Directive
Across the entries, how many lines have the string "name" in them? Reply with only a number.

Stored dataset items
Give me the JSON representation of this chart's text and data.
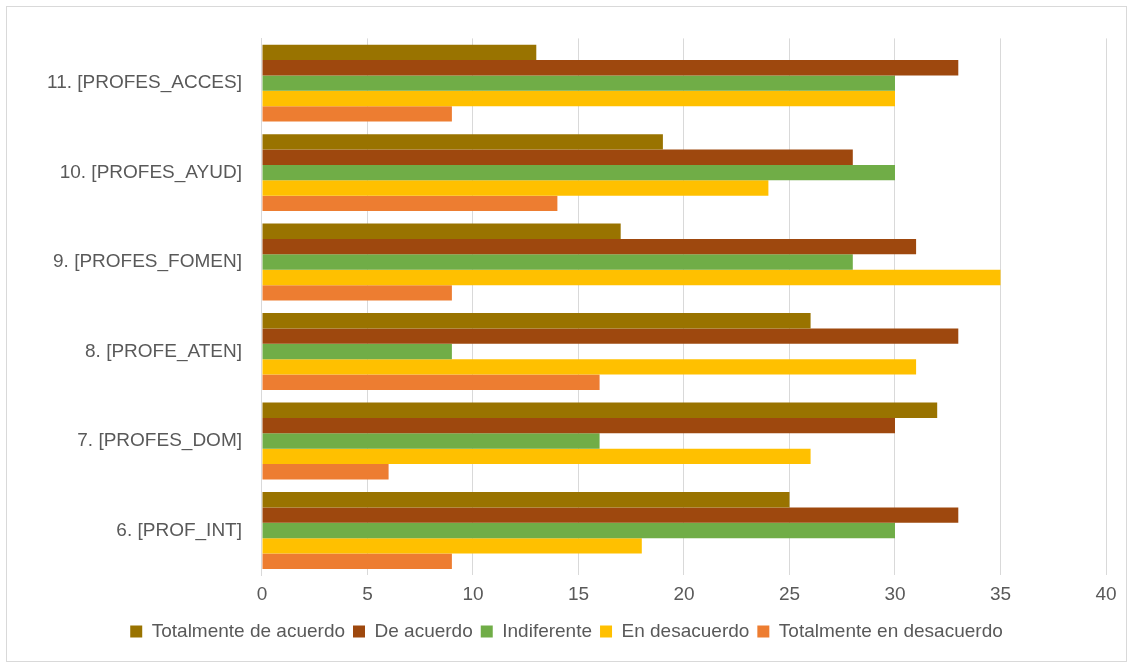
{
  "chart_data": {
    "type": "bar",
    "orientation": "horizontal",
    "categories": [
      "11. [PROFES_ACCES]",
      "10. [PROFES_AYUD]",
      "9. [PROFES_FOMEN]",
      "8. [PROFE_ATEN]",
      "7. [PROFES_DOM]",
      "6. [PROF_INT]"
    ],
    "series": [
      {
        "name": "Totalmente de acuerdo",
        "color": "#997300",
        "values": [
          13,
          19,
          17,
          26,
          32,
          25
        ]
      },
      {
        "name": "De acuerdo",
        "color": "#9e480e",
        "values": [
          33,
          28,
          31,
          33,
          30,
          33
        ]
      },
      {
        "name": "Indiferente",
        "color": "#70ad47",
        "values": [
          30,
          30,
          28,
          9,
          16,
          30
        ]
      },
      {
        "name": "En desacuerdo",
        "color": "#ffc000",
        "values": [
          30,
          24,
          35,
          31,
          26,
          18
        ]
      },
      {
        "name": "Totalmente en desacuerdo",
        "color": "#ed7d31",
        "values": [
          9,
          14,
          9,
          16,
          6,
          9
        ]
      }
    ],
    "xlim": [
      0,
      40
    ],
    "xticks": [
      0,
      5,
      10,
      15,
      20,
      25,
      30,
      35,
      40
    ],
    "grid": "x",
    "legend": "bottom"
  }
}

Solution for this task
5